[PATCH RFC 05/19] mm: add early FAULT_FLAG_WRITE consistency checks

David Hildenbrand david at redhat.com
Mon Nov 7 19:27:08 UTC 2022


On 07.11.22 20:03, Nadav Amit wrote:
> On Nov 7, 2022, at 8:17 AM, David Hildenbrand <david at redhat.com> wrote:
> 
>> !! External Email
>>
>> Let's catch abuse of FAULT_FLAG_WRITE early, such that we don't have to
>> care in all other handlers and might get "surprises" if we forget to do
>> so.
>>
>> Write faults without VM_MAYWRITE don't make any sense, and our
>> maybe_mkwrite() logic could have hidden such abuse for now.
>>
>> Write faults without VM_WRITE on something that is not a COW mapping is
>> similarly broken, and e.g., do_wp_page() could end up placing an
>> anonymous page into a shared mapping, which would be bad.
>>
>> This is a preparation for reliable R/O long-term pinning of pages in
>> private mappings, whereby we want to make sure that we will never break
>> COW in a read-only private mapping.

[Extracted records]

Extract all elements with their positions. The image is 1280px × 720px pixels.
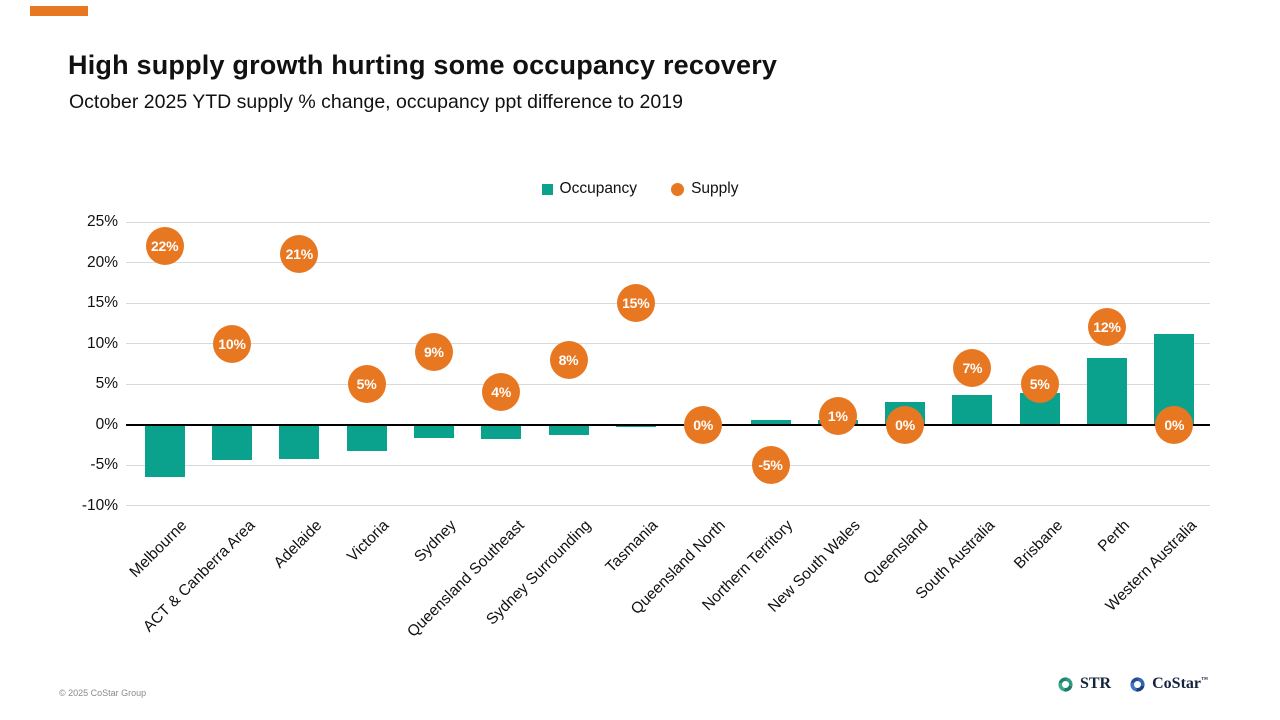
slide-accent-bar [30, 6, 88, 16]
supply-marker-label: 22% [150, 238, 179, 255]
x-axis-category-label: Tasmania [602, 517, 662, 576]
supply-marker-label: 5% [356, 376, 377, 392]
occupancy-bar [1087, 358, 1127, 425]
y-axis-tick-label: 20% [86, 253, 118, 271]
supply-marker: 0% [684, 405, 723, 444]
occupancy-bar [413, 424, 454, 439]
y-axis-tick-label: -5% [90, 456, 118, 473]
supply-marker-label: 1% [827, 408, 848, 425]
occupancy-bar [481, 424, 522, 440]
str-logo-text: STR [1079, 675, 1112, 692]
supply-marker: 0% [886, 405, 925, 444]
occupancy-bar [548, 424, 589, 435]
copyright-text: © 2025 CoStar Group [59, 688, 147, 698]
occupancy-bar [279, 424, 320, 460]
supply-marker-label: 0% [895, 416, 916, 433]
supply-marker-label: 12% [1093, 319, 1121, 336]
trademark-symbol: ™ [1201, 675, 1208, 684]
x-axis-category-label: ACT & Canberra Area [139, 517, 259, 636]
legend-item-supply: Supply [671, 180, 738, 198]
gridline [126, 383, 1210, 385]
gridline [126, 262, 1210, 263]
legend-square-icon [541, 183, 553, 195]
str-logo: STR [1057, 675, 1111, 693]
zero-axis-line [126, 423, 1210, 426]
supply-marker-label: 4% [491, 384, 512, 401]
supply-marker: 15% [616, 284, 655, 322]
supply-marker: 4% [482, 373, 521, 412]
supply-marker: 12% [1088, 308, 1126, 347]
page-subtitle: October 2025 YTD supply % change, occupa… [69, 91, 683, 113]
supply-marker-label: 8% [558, 351, 579, 368]
supply-marker: 10% [213, 324, 251, 363]
x-axis-category-label: Perth [1094, 517, 1134, 556]
supply-marker: 1% [818, 397, 857, 436]
gridline [126, 505, 1210, 506]
occupancy-bar [346, 424, 387, 452]
occupancy-bar [750, 419, 791, 425]
supply-marker-label: 10% [218, 335, 246, 352]
supply-marker: 5% [1020, 365, 1059, 403]
x-axis-category-label: Victoria [344, 517, 393, 566]
legend-item-occupancy: Occupancy [541, 180, 638, 198]
y-axis-tick-label: -10% [81, 496, 118, 514]
y-axis-tick-label: 10% [86, 334, 118, 352]
occupancy-bar [615, 424, 656, 427]
supply-marker: 8% [549, 340, 588, 379]
legend-label: Supply [691, 180, 739, 197]
str-pinwheel-icon [1057, 676, 1074, 693]
costar-pinwheel-icon [1129, 676, 1146, 693]
y-axis-tick-label: 0% [95, 415, 118, 433]
occupancy-bar [144, 424, 185, 478]
legend-circle-icon [671, 182, 685, 196]
supply-marker-label: 9% [423, 343, 444, 360]
gridline [126, 464, 1210, 466]
costar-logo-text: CoStar™ [1152, 675, 1208, 692]
occupancy-bar [212, 424, 252, 461]
y-axis-tick-label: 15% [86, 294, 118, 311]
supply-marker-label: 21% [285, 246, 314, 263]
x-axis-category-label: Sydney [411, 517, 460, 566]
x-axis-category-label: Adelaide [270, 517, 326, 572]
occupancy-bar [952, 394, 993, 425]
x-axis-category-label: Brisbane [1010, 517, 1066, 573]
chart-legend: Occupancy Supply [0, 180, 1280, 198]
x-axis-category-label: Queensland Southeast [403, 517, 528, 641]
legend-label: Occupancy [559, 180, 638, 197]
y-axis-tick-label: 5% [95, 375, 118, 392]
supply-marker-label: -5% [758, 457, 783, 473]
supply-marker: 22% [145, 227, 184, 266]
supply-marker: 5% [347, 365, 386, 403]
gridline [126, 302, 1210, 304]
supply-marker: 9% [414, 332, 453, 371]
page-title: High supply growth hurting some occupanc… [68, 50, 778, 80]
costar-logo: CoStar™ [1129, 675, 1208, 693]
supply-marker-label: 0% [693, 416, 714, 433]
x-axis-category-label: Melbourne [126, 517, 191, 581]
x-axis-category-label: Queensland [859, 517, 932, 589]
y-axis-tick-label: 25% [86, 213, 118, 230]
supply-marker-label: 15% [622, 295, 650, 311]
supply-marker-label: 0% [1164, 416, 1185, 433]
supply-marker: 0% [1155, 405, 1194, 444]
supply-marker-label: 5% [1029, 376, 1050, 392]
supply-marker: -5% [751, 446, 790, 484]
gridline [126, 343, 1210, 344]
supply-marker: 21% [280, 235, 319, 274]
supply-marker-label: 7% [962, 359, 983, 376]
gridline [126, 221, 1210, 223]
footer-logos: STR CoStar™ [1057, 675, 1208, 693]
supply-marker: 7% [953, 348, 992, 387]
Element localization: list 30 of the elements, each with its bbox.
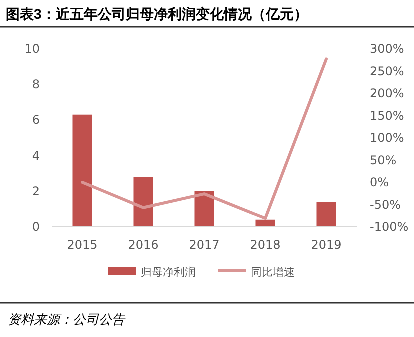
y-tick-label: 8	[32, 78, 40, 92]
bar	[194, 191, 214, 227]
y-tick-label: 10	[24, 42, 40, 56]
y2-tick-label: 150%	[370, 108, 404, 123]
legend-label: 同比增速	[251, 266, 295, 279]
x-tick-label: 2018	[250, 238, 281, 252]
x-tick-label: 2015	[67, 238, 98, 252]
y-tick-label: 2	[32, 184, 40, 198]
bar	[256, 220, 276, 227]
title: 图表3：近五年公司归母净利润变化情况（亿元）	[6, 6, 308, 22]
y2-tick-label: -50%	[370, 198, 402, 212]
y-tick-label: 0	[32, 220, 40, 234]
text: 资料来源：公司公告	[8, 312, 126, 327]
y2-tick-label: 250%	[370, 64, 404, 78]
y2-tick-label: 50%	[370, 153, 397, 168]
y2-tick-label: -100%	[370, 220, 409, 234]
y2-tick-label: 300%	[370, 42, 404, 56]
y2-tick-label: 0%	[370, 176, 390, 190]
bar	[316, 202, 336, 227]
line-series	[81, 58, 328, 220]
y-tick-label: 4	[32, 148, 40, 163]
bar	[72, 114, 92, 227]
x-tick-label: 2016	[128, 238, 159, 252]
y2-tick-label: 200%	[370, 86, 404, 100]
y2-tick-label: 100%	[370, 131, 404, 145]
bar	[134, 177, 154, 227]
legend-label: 归母净利润	[141, 266, 196, 279]
x-tick-label: 2019	[311, 238, 342, 252]
x-tick-label: 2017	[189, 238, 220, 252]
y-tick-label: 6	[32, 113, 40, 128]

§ Stated task
Please say whether each statement below agrees with the patch email, answering yes or no and quoting the deciding words. 1. The patch aims to catch abuse of FAULT_FLAG_WRITE early. 2. Write faults without VM_MAYWRITE are described as sensible. 3. The change is a preparation for reliable R/O long-term pinning of pages.

§ Complete response
1. Yes: "Let's catch abuse of FAULT_FLAG_WRITE early"
2. No: "Write faults without VM_MAYWRITE don't make any sense"
3. Yes: "This is a preparation for reliable R/O long-term pinning of pages"